• _Action item_
Set down the data again exactly. Pictures are not part of the copy.

[Entries from a page text collection]

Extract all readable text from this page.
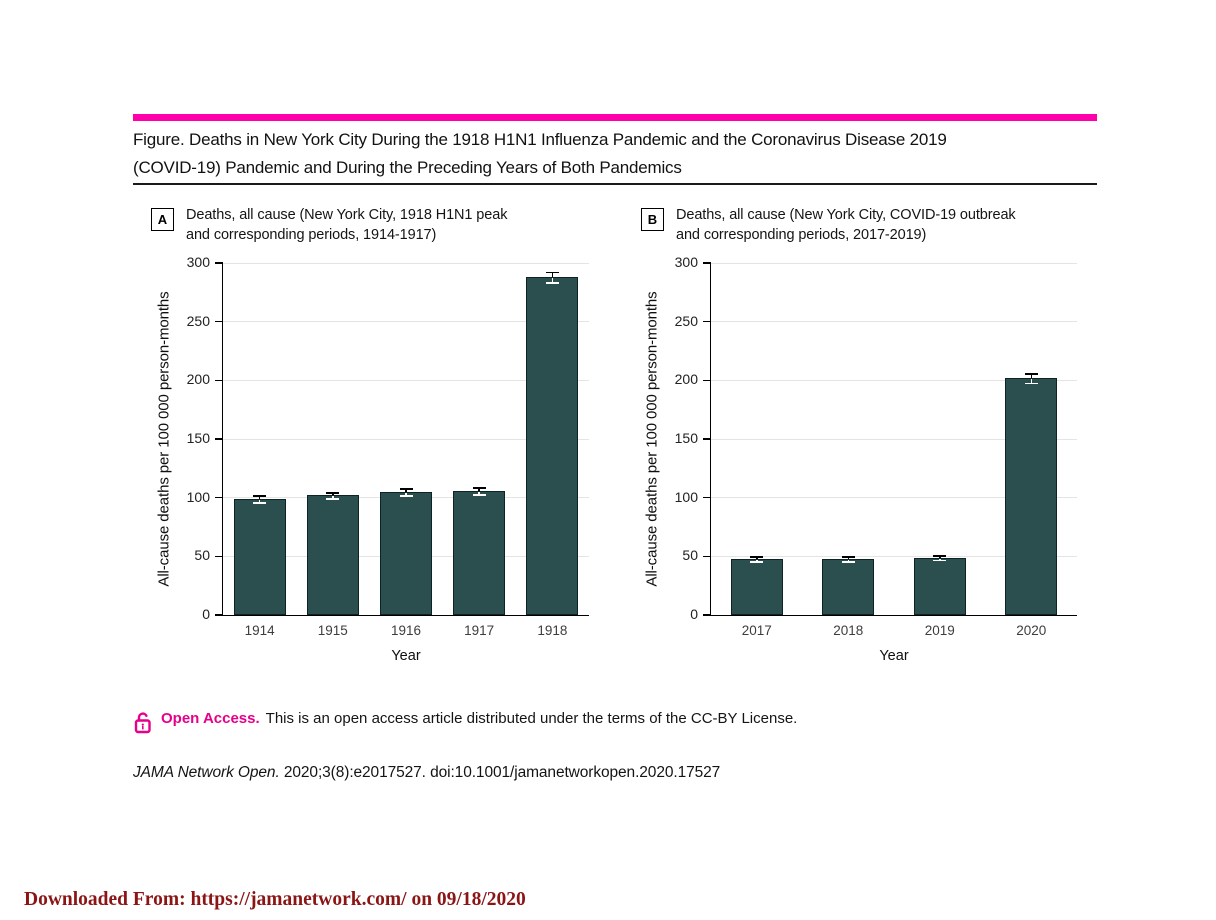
Figure. Deaths in New York City During the 1918 H1N1 Influenza Pandemic and the Coronavirus Disease 2019
(COVID-19) Pandemic and During the Preceding Years of Both Pandemics
A	Deaths, all cause (New York City, 1918 H1N1 peak
and corresponding periods, 1914-1917)
All-cause deaths per 100 000 person-months
Year
0
50
100
150
200
250
300
1914	1915	1916	1917	1918
B	Deaths, all cause (New York City, COVID-19 outbreak
and corresponding periods, 2017-2019)
All-cause deaths per 100 000 person-months
Year
0
50
100
150
200
250
300
2017	2018	2019	2020
Open Access. This is an open access article distributed under the terms of the CC-BY License.
JAMA Network Open. 2020;3(8):e2017527. doi:10.1001/jamanetworkopen.2020.17527
Downloaded From: https://jamanetwork.com/ on 09/18/2020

• _Exercise solution_
Extract all readable text from this page.
Figure. Deaths in New York City During the 1918 H1N1 Influenza Pandemic and the Coronavirus Disease 2019
(COVID-19) Pandemic and During the Preceding Years of Both Pandemics
A	Deaths, all cause (New York City, 1918 H1N1 peak
and corresponding periods, 1914-1917)
All-cause deaths per 100 000 person-months
Year
0
50
100
150
200
250
300
1914	1915	1916	1917	1918
B	Deaths, all cause (New York City, COVID-19 outbreak
and corresponding periods, 2017-2019)
All-cause deaths per 100 000 person-months
Year
0
50
100
150
200
250
300
2017	2018	2019	2020
Open Access. This is an open access article distributed under the terms of the CC-BY License.
JAMA Network Open. 2020;3(8):e2017527. doi:10.1001/jamanetworkopen.2020.17527
Downloaded From: https://jamanetwork.com/ on 09/18/2020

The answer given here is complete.